Stated goal — In the records below, work out how many lines hold the word "KYAMBOGO". Report the number alone.

Records provided —

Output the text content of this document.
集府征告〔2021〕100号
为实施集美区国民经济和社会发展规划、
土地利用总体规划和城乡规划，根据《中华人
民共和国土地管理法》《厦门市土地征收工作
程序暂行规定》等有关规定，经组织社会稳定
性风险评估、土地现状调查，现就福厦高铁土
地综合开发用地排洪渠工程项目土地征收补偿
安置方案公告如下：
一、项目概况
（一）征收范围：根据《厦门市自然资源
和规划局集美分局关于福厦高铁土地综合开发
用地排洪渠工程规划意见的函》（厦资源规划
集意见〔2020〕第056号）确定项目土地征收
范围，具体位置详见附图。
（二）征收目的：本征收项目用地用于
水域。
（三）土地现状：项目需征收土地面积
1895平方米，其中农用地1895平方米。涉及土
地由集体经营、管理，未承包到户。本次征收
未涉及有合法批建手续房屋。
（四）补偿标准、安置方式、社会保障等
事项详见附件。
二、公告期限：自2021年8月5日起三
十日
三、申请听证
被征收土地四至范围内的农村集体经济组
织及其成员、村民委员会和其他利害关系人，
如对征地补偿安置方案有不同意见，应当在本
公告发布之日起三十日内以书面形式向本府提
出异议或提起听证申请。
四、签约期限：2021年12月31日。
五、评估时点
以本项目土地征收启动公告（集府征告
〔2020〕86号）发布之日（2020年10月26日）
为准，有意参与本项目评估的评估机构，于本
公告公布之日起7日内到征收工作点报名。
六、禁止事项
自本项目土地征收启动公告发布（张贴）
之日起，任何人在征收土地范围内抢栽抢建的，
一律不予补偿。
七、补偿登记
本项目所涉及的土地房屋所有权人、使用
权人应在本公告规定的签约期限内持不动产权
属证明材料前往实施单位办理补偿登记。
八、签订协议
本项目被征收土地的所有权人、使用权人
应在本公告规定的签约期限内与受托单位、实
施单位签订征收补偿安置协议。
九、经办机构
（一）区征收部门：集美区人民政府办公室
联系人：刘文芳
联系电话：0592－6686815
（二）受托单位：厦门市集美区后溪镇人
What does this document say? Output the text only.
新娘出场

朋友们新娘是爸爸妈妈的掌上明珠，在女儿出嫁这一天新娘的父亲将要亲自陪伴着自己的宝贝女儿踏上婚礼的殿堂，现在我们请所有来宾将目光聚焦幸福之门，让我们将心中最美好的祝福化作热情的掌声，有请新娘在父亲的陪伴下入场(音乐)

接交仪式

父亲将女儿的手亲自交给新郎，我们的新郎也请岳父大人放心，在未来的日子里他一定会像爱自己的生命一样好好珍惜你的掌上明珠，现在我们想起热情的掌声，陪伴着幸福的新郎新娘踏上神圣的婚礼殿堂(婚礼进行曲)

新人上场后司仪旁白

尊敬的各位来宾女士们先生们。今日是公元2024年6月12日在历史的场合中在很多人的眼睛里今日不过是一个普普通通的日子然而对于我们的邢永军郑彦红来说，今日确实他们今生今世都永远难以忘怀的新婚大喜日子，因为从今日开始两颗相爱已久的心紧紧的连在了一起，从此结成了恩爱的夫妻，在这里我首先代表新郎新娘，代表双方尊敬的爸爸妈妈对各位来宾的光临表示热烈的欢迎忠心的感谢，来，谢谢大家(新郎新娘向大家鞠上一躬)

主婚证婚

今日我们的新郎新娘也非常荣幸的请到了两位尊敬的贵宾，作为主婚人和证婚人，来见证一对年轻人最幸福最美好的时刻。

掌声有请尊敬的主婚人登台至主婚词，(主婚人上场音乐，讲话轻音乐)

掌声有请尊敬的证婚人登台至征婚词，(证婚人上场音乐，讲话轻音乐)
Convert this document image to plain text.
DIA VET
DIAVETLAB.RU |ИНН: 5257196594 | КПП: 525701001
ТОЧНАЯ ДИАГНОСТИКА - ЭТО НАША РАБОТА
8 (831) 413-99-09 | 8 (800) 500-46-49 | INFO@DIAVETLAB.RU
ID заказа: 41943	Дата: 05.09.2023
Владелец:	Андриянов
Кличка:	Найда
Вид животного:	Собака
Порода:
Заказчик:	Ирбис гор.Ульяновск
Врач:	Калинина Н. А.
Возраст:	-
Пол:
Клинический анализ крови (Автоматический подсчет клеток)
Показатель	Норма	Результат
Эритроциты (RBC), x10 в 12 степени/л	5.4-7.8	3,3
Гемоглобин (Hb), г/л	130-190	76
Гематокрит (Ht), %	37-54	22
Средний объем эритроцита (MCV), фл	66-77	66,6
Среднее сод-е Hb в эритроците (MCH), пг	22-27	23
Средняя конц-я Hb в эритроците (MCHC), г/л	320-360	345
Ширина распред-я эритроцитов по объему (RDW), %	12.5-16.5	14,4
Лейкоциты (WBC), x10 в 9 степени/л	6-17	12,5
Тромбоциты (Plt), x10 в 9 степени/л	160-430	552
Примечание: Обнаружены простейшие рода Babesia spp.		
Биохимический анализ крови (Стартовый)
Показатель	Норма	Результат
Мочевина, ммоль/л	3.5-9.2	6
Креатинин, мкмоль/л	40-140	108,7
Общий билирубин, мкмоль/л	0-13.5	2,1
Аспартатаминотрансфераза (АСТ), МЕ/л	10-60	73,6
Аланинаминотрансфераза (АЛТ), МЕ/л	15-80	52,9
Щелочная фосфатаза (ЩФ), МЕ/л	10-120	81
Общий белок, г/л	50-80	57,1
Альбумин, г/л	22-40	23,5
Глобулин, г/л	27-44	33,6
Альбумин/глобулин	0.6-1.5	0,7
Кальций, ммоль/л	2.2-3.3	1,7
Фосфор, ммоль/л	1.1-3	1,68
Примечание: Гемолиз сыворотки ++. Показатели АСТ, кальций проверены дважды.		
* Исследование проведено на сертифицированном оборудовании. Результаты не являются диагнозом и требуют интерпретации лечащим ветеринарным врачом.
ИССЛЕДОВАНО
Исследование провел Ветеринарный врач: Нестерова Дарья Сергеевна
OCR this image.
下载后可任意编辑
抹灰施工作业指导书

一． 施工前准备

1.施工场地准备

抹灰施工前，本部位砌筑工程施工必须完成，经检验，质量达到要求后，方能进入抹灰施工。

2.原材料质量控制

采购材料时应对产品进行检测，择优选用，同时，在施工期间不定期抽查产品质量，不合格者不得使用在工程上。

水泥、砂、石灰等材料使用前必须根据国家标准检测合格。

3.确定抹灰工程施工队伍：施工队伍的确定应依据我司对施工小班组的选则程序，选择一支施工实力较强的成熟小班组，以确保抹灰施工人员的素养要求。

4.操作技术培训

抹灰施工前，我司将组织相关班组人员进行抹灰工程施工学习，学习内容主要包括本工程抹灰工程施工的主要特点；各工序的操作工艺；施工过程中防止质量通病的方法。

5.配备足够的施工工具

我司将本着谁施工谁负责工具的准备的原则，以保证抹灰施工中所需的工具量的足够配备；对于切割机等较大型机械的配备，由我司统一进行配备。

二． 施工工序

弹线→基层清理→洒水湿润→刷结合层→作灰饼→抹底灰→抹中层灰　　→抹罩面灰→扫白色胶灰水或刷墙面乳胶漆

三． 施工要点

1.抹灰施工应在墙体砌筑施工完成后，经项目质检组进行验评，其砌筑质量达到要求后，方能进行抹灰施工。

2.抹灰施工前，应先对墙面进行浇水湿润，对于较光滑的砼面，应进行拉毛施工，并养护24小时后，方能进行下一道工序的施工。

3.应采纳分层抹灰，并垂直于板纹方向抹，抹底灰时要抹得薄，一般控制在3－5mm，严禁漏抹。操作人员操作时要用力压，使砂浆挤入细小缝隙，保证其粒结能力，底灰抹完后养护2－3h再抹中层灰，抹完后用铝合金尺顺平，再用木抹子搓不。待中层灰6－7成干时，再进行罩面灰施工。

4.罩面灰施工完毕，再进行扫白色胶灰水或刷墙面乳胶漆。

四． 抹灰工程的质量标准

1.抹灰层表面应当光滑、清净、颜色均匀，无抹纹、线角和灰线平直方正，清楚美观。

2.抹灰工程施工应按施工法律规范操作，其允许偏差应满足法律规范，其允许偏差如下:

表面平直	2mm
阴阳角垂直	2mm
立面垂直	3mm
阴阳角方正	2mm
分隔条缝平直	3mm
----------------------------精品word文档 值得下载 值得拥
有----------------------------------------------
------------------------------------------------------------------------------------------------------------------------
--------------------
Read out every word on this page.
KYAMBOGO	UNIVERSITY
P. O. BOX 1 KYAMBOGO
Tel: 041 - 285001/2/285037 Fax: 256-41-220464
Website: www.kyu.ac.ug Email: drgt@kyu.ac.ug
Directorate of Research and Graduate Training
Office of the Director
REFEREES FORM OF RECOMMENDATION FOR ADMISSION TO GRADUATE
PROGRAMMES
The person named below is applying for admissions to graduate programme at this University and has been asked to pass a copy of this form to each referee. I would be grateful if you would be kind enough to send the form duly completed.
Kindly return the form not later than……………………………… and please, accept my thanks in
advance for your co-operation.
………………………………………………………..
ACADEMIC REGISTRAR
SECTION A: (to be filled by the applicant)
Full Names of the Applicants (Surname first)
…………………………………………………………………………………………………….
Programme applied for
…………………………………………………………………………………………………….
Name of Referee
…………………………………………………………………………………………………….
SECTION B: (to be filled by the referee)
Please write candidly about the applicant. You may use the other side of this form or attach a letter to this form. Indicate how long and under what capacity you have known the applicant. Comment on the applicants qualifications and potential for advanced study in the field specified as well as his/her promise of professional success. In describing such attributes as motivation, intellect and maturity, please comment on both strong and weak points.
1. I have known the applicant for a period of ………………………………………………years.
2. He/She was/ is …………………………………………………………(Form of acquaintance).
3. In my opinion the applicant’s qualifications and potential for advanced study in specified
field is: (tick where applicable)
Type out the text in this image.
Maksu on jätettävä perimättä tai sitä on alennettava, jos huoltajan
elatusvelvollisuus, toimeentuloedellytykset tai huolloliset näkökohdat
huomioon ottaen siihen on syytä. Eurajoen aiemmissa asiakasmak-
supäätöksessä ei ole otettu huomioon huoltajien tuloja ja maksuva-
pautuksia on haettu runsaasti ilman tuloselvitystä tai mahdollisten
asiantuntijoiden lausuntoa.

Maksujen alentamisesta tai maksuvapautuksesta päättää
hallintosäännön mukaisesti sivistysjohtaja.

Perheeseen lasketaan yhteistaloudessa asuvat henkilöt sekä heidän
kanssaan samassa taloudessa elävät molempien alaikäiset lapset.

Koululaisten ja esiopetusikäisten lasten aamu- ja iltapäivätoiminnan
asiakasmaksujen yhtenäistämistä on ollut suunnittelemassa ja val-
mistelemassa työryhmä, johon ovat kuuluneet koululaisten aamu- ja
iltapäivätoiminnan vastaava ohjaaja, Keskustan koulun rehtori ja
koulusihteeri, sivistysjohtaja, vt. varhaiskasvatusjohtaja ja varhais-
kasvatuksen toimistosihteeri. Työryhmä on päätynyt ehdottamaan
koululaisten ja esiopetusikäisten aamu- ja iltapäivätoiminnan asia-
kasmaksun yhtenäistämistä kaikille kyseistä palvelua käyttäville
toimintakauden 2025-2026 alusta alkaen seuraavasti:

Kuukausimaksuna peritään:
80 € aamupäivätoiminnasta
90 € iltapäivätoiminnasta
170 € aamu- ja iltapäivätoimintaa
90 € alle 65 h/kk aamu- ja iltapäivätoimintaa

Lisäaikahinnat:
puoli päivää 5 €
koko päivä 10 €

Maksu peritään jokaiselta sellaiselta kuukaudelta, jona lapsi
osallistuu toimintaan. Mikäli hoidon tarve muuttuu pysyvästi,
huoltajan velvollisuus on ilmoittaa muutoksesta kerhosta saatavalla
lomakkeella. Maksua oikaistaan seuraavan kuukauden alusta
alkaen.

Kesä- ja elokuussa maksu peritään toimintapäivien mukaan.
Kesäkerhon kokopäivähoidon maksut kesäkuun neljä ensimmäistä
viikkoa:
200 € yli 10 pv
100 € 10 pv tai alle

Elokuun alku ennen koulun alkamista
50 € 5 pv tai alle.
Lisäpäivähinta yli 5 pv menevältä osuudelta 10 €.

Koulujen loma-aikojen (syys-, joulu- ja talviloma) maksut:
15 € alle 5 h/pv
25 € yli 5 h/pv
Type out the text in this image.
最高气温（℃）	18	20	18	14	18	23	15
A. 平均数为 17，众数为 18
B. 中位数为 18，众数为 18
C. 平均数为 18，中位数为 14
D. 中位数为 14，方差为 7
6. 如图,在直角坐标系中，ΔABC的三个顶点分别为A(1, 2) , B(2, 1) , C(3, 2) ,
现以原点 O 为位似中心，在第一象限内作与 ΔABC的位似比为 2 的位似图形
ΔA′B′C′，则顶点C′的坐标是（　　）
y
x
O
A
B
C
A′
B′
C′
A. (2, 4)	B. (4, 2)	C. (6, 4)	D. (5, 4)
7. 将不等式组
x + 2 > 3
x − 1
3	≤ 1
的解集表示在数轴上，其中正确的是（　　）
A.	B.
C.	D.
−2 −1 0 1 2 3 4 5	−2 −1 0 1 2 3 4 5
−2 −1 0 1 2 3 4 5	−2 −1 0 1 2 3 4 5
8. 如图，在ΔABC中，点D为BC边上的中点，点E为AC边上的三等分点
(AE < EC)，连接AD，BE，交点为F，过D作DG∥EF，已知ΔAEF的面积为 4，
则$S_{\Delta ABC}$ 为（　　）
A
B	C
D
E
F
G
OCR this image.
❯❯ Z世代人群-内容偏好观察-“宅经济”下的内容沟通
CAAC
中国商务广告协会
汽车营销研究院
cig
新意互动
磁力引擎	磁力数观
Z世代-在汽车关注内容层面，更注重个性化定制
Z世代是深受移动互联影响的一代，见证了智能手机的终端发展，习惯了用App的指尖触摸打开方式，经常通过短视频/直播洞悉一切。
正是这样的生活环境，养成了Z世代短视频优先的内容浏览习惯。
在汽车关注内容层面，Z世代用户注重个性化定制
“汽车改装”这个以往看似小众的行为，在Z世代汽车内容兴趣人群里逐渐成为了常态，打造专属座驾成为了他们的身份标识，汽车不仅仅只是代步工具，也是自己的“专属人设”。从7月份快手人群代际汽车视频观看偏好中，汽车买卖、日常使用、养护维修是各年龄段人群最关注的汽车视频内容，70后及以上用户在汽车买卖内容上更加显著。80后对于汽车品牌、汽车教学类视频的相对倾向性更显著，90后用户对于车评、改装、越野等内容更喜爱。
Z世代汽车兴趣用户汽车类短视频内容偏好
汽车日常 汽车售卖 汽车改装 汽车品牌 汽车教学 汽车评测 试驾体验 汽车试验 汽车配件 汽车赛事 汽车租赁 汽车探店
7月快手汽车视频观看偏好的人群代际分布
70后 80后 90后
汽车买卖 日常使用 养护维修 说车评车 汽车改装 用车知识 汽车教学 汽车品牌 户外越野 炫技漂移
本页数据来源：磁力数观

Task answer — 2